Stored data:
## Begin

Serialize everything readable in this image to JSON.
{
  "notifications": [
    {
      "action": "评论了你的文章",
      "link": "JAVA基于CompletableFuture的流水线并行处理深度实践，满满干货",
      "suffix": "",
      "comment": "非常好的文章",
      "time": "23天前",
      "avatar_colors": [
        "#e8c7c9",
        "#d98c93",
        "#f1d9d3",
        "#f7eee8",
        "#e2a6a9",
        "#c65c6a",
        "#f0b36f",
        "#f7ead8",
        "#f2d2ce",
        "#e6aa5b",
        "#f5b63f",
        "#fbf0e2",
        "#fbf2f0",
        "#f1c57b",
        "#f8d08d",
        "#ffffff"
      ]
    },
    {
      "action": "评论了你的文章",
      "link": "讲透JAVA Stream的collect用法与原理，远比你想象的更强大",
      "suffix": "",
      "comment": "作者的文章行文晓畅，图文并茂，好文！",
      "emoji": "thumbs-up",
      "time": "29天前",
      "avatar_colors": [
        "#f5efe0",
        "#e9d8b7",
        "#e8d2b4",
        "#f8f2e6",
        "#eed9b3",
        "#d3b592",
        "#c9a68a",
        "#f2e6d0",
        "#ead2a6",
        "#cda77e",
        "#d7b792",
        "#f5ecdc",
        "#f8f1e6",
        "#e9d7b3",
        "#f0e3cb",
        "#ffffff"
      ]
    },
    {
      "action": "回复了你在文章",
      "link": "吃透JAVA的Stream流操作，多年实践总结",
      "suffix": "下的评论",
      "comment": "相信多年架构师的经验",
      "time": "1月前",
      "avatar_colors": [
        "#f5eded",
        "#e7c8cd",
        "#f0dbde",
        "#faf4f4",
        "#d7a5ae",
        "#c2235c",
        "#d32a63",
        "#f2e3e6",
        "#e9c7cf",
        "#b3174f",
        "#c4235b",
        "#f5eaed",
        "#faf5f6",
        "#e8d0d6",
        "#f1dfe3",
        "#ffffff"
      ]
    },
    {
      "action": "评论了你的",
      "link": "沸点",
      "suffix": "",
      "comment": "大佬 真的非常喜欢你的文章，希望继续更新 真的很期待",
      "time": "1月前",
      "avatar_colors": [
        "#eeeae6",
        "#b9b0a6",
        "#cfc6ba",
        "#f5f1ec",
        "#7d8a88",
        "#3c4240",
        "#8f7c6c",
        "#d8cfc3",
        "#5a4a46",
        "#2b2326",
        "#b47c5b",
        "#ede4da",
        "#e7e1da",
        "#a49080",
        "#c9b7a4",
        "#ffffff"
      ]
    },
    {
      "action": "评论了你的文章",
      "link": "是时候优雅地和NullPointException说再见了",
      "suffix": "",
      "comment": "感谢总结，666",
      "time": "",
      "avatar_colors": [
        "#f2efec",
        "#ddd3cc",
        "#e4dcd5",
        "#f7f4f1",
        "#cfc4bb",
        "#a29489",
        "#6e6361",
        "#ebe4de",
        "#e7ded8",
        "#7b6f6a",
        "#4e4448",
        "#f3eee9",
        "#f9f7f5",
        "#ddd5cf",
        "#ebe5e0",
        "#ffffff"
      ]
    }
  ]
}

## End

- **Short task**
Gather and return every line that holds the string "comment".

- **Expected answer**
      "comment": "非常好的文章",
      "comment": "作者的文章行文晓畅，图文并茂，好文！",
      "comment": "相信多年架构师的经验",
      "comment": "大佬 真的非常喜欢你的文章，希望继续更新 真的很期待",
      "comment": "感谢总结，666",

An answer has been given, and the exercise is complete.